*Passage given*
News last update:6 Aug 2012

Scientists: step up kangaroo production

Australian scientists have revealed a study that could have profound consequences for both the feed market and the climate: eat more kangaroos.

According to the study, farming and consuming more kangaroos instead of cattle and sheep will reduce carbon gas emissions.

The scientists say in the scientific journal Conservation Letters, that the Australian icon produces far less methane than sheep and cattle, obviously due to a different gastro-intestinal tract and different diet components.

Methane is one of the worst causes of greenhouse gas and in Australia alone sheep and cattle produce 11% of the nation's total emissions.

Australia's national symbol, the kangaroo, however, produces relatively small amounts of the gas because they are not ruminants; just like wallabies, the microorganisms in their stomachs differ from those found in sheep and cattle.

Lower gas emissions
The study, conducted by George Wilson (Australian Wildlife Services), claims that increasing the kangaroo population to 175 million and decreasing the number of livestock over the next 12 years would bring down Australia's greenhouse gas emissions by 3% on a yearly basis.

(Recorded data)
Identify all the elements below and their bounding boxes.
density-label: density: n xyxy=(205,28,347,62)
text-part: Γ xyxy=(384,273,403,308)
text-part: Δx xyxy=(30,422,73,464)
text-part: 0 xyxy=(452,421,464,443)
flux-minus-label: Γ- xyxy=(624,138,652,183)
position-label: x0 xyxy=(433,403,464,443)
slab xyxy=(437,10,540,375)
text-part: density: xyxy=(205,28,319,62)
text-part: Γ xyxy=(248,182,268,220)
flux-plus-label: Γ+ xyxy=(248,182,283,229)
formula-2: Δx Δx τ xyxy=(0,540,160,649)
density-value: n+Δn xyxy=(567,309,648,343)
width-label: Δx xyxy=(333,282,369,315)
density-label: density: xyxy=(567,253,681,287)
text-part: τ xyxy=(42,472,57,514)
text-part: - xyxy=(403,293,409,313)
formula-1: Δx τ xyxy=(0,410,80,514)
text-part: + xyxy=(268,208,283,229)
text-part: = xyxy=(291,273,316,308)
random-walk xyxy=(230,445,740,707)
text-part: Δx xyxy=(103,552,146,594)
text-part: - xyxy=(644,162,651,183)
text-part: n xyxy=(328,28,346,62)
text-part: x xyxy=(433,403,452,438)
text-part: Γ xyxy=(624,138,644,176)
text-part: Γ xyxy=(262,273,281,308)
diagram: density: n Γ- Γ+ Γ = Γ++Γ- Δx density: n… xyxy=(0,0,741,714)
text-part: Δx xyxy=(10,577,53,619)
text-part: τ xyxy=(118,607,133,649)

*What to do*
Proceed with the news article on farming kangaroos to cut greenhouse gas emissions, picking up after its final sentence. The recorded data stands apart from the news article and serves as separate material.

*Task answer*
Dr Wilson said that increasing the number of kangaroos that roam Australia – now estimated to be over 30 million – to produce the same amount of meat as cattle and sheep by 2020 would also provide 'substantial conservation benefits'.

Livestock industry
Wilson acknowledged that the livestock industry was likely to be wary of the study's findings and said that the public – at least in Australia – would need to be re-educated about the benefits of eating kangaroo meat.

The President of the Wildlife Protection Association of Australia, Pat O'Brien, described the study as nonsense. He said that 500 times more kangaroos than the current population would have to be killed to produce the equivalent amount of sheep and cattle meat.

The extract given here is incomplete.